Print the listing as it stands, omitting all images.

....

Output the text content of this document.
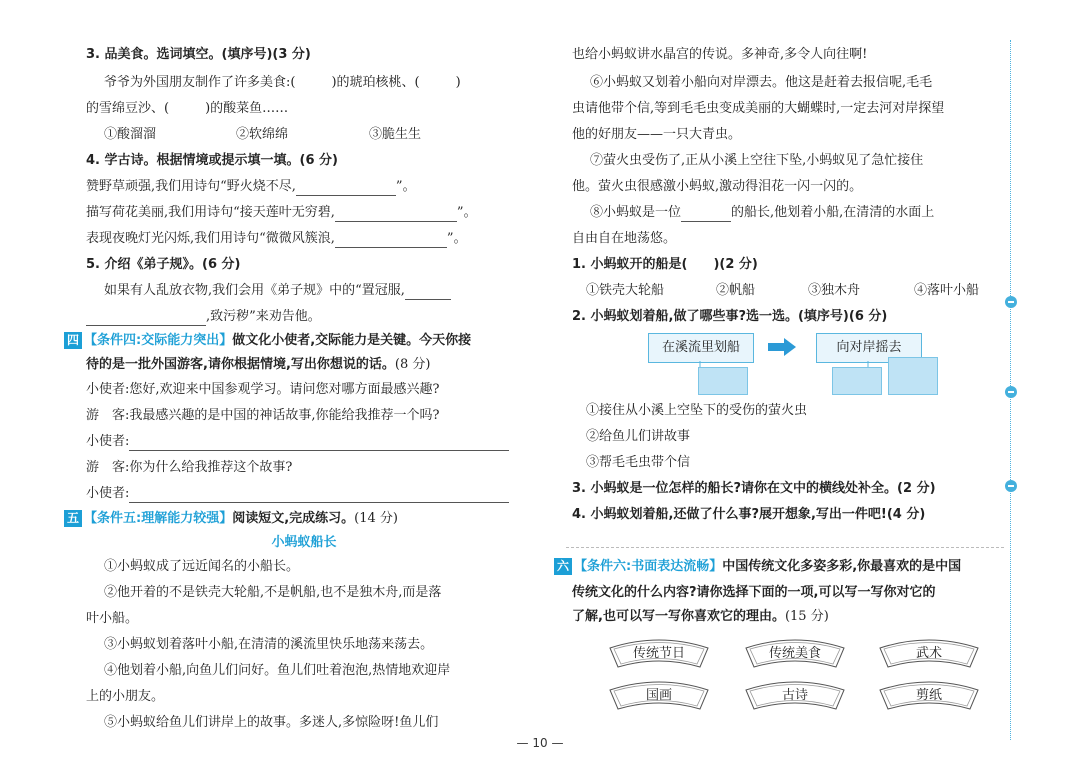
3. 品美食。选词填空。(填序号)(3 分)
爷爷为外国朋友制作了许多美食:(	)的琥珀核桃、(	)
的雪绵豆沙、(	)的酸菜鱼……
①酸溜溜	②软绵绵	③脆生生
4. 学古诗。根据情境或提示填一填。(6 分)
赞野草顽强,我们用诗句“野火烧不尽,	”。
描写荷花美丽,我们用诗句“接天莲叶无穷碧,	”。
表现夜晚灯光闪烁,我们用诗句“微微风簇浪,	”。
5. 介绍《弟子规》。(6 分)
如果有人乱放衣物,我们会用《弟子规》中的“置冠服,
,致污秽”来劝告他。
四 【条件四:交际能力突出】做文化小使者,交际能力是关键。今天你接
待的是一批外国游客,请你根据情境,写出你想说的话。(8 分)
小使者:您好,欢迎来中国参观学习。请问您对哪方面最感兴趣?
游　客:我最感兴趣的是中国的神话故事,你能给我推荐一个吗?
小使者:
游　客:你为什么给我推荐这个故事?
小使者:
五 【条件五:理解能力较强】阅读短文,完成练习。(14 分)
小蚂蚁船长
①小蚂蚁成了远近闻名的小船长。
②他开着的不是铁壳大轮船,不是帆船,也不是独木舟,而是落
叶小船。
③小蚂蚁划着落叶小船,在清清的溪流里快乐地荡来荡去。
④他划着小船,向鱼儿们问好。鱼儿们吐着泡泡,热情地欢迎岸
上的小朋友。
⑤小蚂蚁给鱼儿们讲岸上的故事。多迷人,多惊险呀!鱼儿们
也给小蚂蚁讲水晶宫的传说。多神奇,多令人向往啊!
⑥小蚂蚁又划着小船向对岸漂去。他这是赶着去报信呢,毛毛
虫请他带个信,等到毛毛虫变成美丽的大蝴蝶时,一定去河对岸探望
他的好朋友——一只大青虫。
⑦萤火虫受伤了,正从小溪上空往下坠,小蚂蚁见了急忙接住
他。萤火虫很感激小蚂蚁,激动得泪花一闪一闪的。
⑧小蚂蚁是一位	的船长,他划着小船,在清清的水面上
自由自在地荡悠。
1. 小蚂蚁开的船是(　　)(2 分)
①铁壳大轮船	②帆船	③独木舟	④落叶小船
2. 小蚂蚁划着船,做了哪些事?选一选。(填序号)(6 分)
在溪流里划船	向对岸摇去
①接住从小溪上空坠下的受伤的萤火虫
②给鱼儿们讲故事
③帮毛毛虫带个信
3. 小蚂蚁是一位怎样的船长?请你在文中的横线处补全。(2 分)
4. 小蚂蚁划着船,还做了什么事?展开想象,写出一件吧!(4 分)
六 【条件六:书面表达流畅】中国传统文化多姿多彩,你最喜欢的是中国
传统文化的什么内容?请你选择下面的一项,可以写一写你对它的
了解,也可以写一写你喜欢它的理由。(15 分)
传统节日	传统美食	武术
国画	古诗	剪纸
— 10 —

....

*Expected output*:
Output the text content of this document.
3. 品美食。选词填空。(填序号)(3 分)
爷爷为外国朋友制作了许多美食:(	)的琥珀核桃、(	)
的雪绵豆沙、(	)的酸菜鱼……
①酸溜溜	②软绵绵	③脆生生
4. 学古诗。根据情境或提示填一填。(6 分)
赞野草顽强,我们用诗句“野火烧不尽,	”。
描写荷花美丽,我们用诗句“接天莲叶无穷碧,	”。
表现夜晚灯光闪烁,我们用诗句“微微风簇浪,	”。
5. 介绍《弟子规》。(6 分)
如果有人乱放衣物,我们会用《弟子规》中的“置冠服,
,致污秽”来劝告他。
四 【条件四:交际能力突出】做文化小使者,交际能力是关键。今天你接
待的是一批外国游客,请你根据情境,写出你想说的话。(8 分)
小使者:您好,欢迎来中国参观学习。请问您对哪方面最感兴趣?
游　客:我最感兴趣的是中国的神话故事,你能给我推荐一个吗?
小使者:
游　客:你为什么给我推荐这个故事?
小使者:
五 【条件五:理解能力较强】阅读短文,完成练习。(14 分)
小蚂蚁船长
①小蚂蚁成了远近闻名的小船长。
②他开着的不是铁壳大轮船,不是帆船,也不是独木舟,而是落
叶小船。
③小蚂蚁划着落叶小船,在清清的溪流里快乐地荡来荡去。
④他划着小船,向鱼儿们问好。鱼儿们吐着泡泡,热情地欢迎岸
上的小朋友。
⑤小蚂蚁给鱼儿们讲岸上的故事。多迷人,多惊险呀!鱼儿们
也给小蚂蚁讲水晶宫的传说。多神奇,多令人向往啊!
⑥小蚂蚁又划着小船向对岸漂去。他这是赶着去报信呢,毛毛
虫请他带个信,等到毛毛虫变成美丽的大蝴蝶时,一定去河对岸探望
他的好朋友——一只大青虫。
⑦萤火虫受伤了,正从小溪上空往下坠,小蚂蚁见了急忙接住
他。萤火虫很感激小蚂蚁,激动得泪花一闪一闪的。
⑧小蚂蚁是一位	的船长,他划着小船,在清清的水面上
自由自在地荡悠。
1. 小蚂蚁开的船是(　　)(2 分)
①铁壳大轮船	②帆船	③独木舟	④落叶小船
2. 小蚂蚁划着船,做了哪些事?选一选。(填序号)(6 分)
在溪流里划船	向对岸摇去
①接住从小溪上空坠下的受伤的萤火虫
②给鱼儿们讲故事
③帮毛毛虫带个信
3. 小蚂蚁是一位怎样的船长?请你在文中的横线处补全。(2 分)
4. 小蚂蚁划着船,还做了什么事?展开想象,写出一件吧!(4 分)
六 【条件六:书面表达流畅】中国传统文化多姿多彩,你最喜欢的是中国
传统文化的什么内容?请你选择下面的一项,可以写一写你对它的
了解,也可以写一写你喜欢它的理由。(15 分)
传统节日	传统美食	武术
国画	古诗	剪纸
— 10 —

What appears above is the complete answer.